------ RECORDS SHOWN ------
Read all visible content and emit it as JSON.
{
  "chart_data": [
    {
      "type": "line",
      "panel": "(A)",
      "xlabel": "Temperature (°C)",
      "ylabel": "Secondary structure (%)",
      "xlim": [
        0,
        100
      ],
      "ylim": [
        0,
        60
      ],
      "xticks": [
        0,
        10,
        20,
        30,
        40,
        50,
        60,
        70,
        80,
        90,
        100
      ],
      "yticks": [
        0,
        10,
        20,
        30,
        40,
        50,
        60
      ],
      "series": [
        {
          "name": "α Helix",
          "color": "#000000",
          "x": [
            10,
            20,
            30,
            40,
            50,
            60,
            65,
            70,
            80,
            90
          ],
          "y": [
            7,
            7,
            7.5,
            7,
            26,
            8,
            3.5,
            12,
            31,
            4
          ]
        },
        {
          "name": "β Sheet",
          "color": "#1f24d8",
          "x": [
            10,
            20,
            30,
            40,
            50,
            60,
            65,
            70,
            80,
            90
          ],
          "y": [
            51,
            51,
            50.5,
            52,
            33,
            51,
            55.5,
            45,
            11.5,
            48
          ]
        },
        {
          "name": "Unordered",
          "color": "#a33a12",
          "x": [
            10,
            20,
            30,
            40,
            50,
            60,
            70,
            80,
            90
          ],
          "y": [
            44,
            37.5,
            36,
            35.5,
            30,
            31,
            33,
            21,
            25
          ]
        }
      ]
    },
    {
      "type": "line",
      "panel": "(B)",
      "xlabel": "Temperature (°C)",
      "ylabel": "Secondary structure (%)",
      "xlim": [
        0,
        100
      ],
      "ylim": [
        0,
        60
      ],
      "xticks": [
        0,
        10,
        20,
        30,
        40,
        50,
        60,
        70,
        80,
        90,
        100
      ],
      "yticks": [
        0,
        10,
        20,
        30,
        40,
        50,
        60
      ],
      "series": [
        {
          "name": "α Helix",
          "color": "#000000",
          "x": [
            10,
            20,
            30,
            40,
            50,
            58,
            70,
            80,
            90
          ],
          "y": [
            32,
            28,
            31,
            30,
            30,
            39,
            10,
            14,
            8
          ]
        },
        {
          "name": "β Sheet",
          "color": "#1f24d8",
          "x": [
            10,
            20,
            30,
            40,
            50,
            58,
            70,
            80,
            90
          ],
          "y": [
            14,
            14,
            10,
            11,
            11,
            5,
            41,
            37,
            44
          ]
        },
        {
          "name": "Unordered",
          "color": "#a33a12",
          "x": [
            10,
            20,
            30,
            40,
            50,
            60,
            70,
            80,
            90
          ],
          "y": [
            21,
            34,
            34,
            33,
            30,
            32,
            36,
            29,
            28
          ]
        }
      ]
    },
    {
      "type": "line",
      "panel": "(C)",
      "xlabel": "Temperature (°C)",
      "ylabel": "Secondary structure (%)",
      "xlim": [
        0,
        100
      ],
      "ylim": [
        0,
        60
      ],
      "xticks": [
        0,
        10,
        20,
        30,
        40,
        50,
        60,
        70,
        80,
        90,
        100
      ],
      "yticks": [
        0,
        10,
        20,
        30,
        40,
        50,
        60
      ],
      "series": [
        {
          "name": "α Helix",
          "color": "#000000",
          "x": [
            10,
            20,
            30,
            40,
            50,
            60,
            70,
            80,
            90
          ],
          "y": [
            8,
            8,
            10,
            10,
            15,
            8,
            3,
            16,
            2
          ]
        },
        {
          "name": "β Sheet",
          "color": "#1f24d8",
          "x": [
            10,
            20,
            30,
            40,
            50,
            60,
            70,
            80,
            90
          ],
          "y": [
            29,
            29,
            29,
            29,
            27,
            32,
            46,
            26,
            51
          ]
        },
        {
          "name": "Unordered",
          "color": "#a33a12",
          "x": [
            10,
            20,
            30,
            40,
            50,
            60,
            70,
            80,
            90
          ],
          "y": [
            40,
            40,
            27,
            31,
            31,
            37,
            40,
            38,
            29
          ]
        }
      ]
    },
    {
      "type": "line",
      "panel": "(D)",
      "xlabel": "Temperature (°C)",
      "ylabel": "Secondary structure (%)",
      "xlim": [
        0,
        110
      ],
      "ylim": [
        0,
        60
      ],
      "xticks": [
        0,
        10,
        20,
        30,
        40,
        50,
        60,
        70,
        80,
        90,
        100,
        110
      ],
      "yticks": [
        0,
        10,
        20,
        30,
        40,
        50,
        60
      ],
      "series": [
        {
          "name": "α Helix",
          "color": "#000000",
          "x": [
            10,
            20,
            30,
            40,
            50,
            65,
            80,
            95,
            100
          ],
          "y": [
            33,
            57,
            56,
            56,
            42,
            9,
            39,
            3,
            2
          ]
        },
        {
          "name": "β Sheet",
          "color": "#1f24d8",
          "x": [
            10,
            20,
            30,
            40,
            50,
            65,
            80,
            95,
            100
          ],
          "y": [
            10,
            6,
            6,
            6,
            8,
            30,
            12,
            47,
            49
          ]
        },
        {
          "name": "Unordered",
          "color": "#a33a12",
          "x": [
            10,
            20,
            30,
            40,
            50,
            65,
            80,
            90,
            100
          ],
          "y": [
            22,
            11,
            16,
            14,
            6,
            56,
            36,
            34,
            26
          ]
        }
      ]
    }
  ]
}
------
WORK TO DO:
Write out all the entries exactly.

RESPONSE TO THIS EXERCISE:
Read all visible content and emit it as JSON.
{
  "chart_data": [
    {
      "type": "line",
      "panel": "(A)",
      "xlabel": "Temperature (°C)",
      "ylabel": "Secondary structure (%)",
      "xlim": [
        0,
        100
      ],
      "ylim": [
        0,
        60
      ],
      "xticks": [
        0,
        10,
        20,
        30,
        40,
        50,
        60,
        70,
        80,
        90,
        100
      ],
      "yticks": [
        0,
        10,
        20,
        30,
        40,
        50,
        60
      ],
      "series": [
        {
          "name": "α Helix",
          "color": "#000000",
          "x": [
            10,
            20,
            30,
            40,
            50,
            60,
            65,
            70,
            80,
            90
          ],
          "y": [
            7,
            7,
            7.5,
            7,
            26,
            8,
            3.5,
            12,
            31,
            4
          ]
        },
        {
          "name": "β Sheet",
          "color": "#1f24d8",
          "x": [
            10,
            20,
            30,
            40,
            50,
            60,
            65,
            70,
            80,
            90
          ],
          "y": [
            51,
            51,
            50.5,
            52,
            33,
            51,
            55.5,
            45,
            11.5,
            48
          ]
        },
        {
          "name": "Unordered",
          "color": "#a33a12",
          "x": [
            10,
            20,
            30,
            40,
            50,
            60,
            70,
            80,
            90
          ],
          "y": [
            44,
            37.5,
            36,
            35.5,
            30,
            31,
            33,
            21,
            25
          ]
        }
      ]
    },
    {
      "type": "line",
      "panel": "(B)",
      "xlabel": "Temperature (°C)",
      "ylabel": "Secondary structure (%)",
      "xlim": [
        0,
        100
      ],
      "ylim": [
        0,
        60
      ],
      "xticks": [
        0,
        10,
        20,
        30,
        40,
        50,
        60,
        70,
        80,
        90,
        100
      ],
      "yticks": [
        0,
        10,
        20,
        30,
        40,
        50,
        60
      ],
      "series": [
        {
          "name": "α Helix",
          "color": "#000000",
          "x": [
            10,
            20,
            30,
            40,
            50,
            58,
            70,
            80,
            90
          ],
          "y": [
            32,
            28,
            31,
            30,
            30,
            39,
            10,
            14,
            8
          ]
        },
        {
          "name": "β Sheet",
          "color": "#1f24d8",
          "x": [
            10,
            20,
            30,
            40,
            50,
            58,
            70,
            80,
            90
          ],
          "y": [
            14,
            14,
            10,
            11,
            11,
            5,
            41,
            37,
            44
          ]
        },
        {
          "name": "Unordered",
          "color": "#a33a12",
          "x": [
            10,
            20,
            30,
            40,
            50,
            60,
            70,
            80,
            90
          ],
          "y": [
            21,
            34,
            34,
            33,
            30,
            32,
            36,
            29,
            28
          ]
        }
      ]
    },
    {
      "type": "line",
      "panel": "(C)",
      "xlabel": "Temperature (°C)",
      "ylabel": "Secondary structure (%)",
      "xlim": [
        0,
        100
      ],
      "ylim": [
        0,
        60
      ],
      "xticks": [
        0,
        10,
        20,
        30,
        40,
        50,
        60,
        70,
        80,
        90,
        100
      ],
      "yticks": [
        0,
        10,
        20,
        30,
        40,
        50,
        60
      ],
      "series": [
        {
          "name": "α Helix",
          "color": "#000000",
          "x": [
            10,
            20,
            30,
            40,
            50,
            60,
            70,
            80,
            90
          ],
          "y": [
            8,
            8,
            10,
            10,
            15,
            8,
            3,
            16,
            2
          ]
        },
        {
          "name": "β Sheet",
          "color": "#1f24d8",
          "x": [
            10,
            20,
            30,
            40,
            50,
            60,
            70,
            80,
            90
          ],
          "y": [
            29,
            29,
            29,
            29,
            27,
            32,
            46,
            26,
            51
          ]
        },
        {
          "name": "Unordered",
          "color": "#a33a12",
          "x": [
            10,
            20,
            30,
            40,
            50,
            60,
            70,
            80,
            90
          ],
          "y": [
            40,
            40,
            27,
            31,
            31,
            37,
            40,
            38,
            29
          ]
        }
      ]
    },
    {
      "type": "line",
      "panel": "(D)",
      "xlabel": "Temperature (°C)",
      "ylabel": "Secondary structure (%)",
      "xlim": [
        0,
        110
      ],
      "ylim": [
        0,
        60
      ],
      "xticks": [
        0,
        10,
        20,
        30,
        40,
        50,
        60,
        70,
        80,
        90,
        100,
        110
      ],
      "yticks": [
        0,
        10,
        20,
        30,
        40,
        50,
        60
      ],
      "series": [
        {
          "name": "α Helix",
          "color": "#000000",
          "x": [
            10,
            20,
            30,
            40,
            50,
            65,
            80,
            95,
            100
          ],
          "y": [
            33,
            57,
            56,
            56,
            42,
            9,
            39,
            3,
            2
          ]
        },
        {
          "name": "β Sheet",
          "color": "#1f24d8",
          "x": [
            10,
            20,
            30,
            40,
            50,
            65,
            80,
            95,
            100
          ],
          "y": [
            10,
            6,
            6,
            6,
            8,
            30,
            12,
            47,
            49
          ]
        },
        {
          "name": "Unordered",
          "color": "#a33a12",
          "x": [
            10,
            20,
            30,
            40,
            50,
            65,
            80,
            90,
            100
          ],
          "y": [
            22,
            11,
            16,
            14,
            6,
            56,
            36,
            34,
            26
          ]
        }
      ]
    }
  ]
}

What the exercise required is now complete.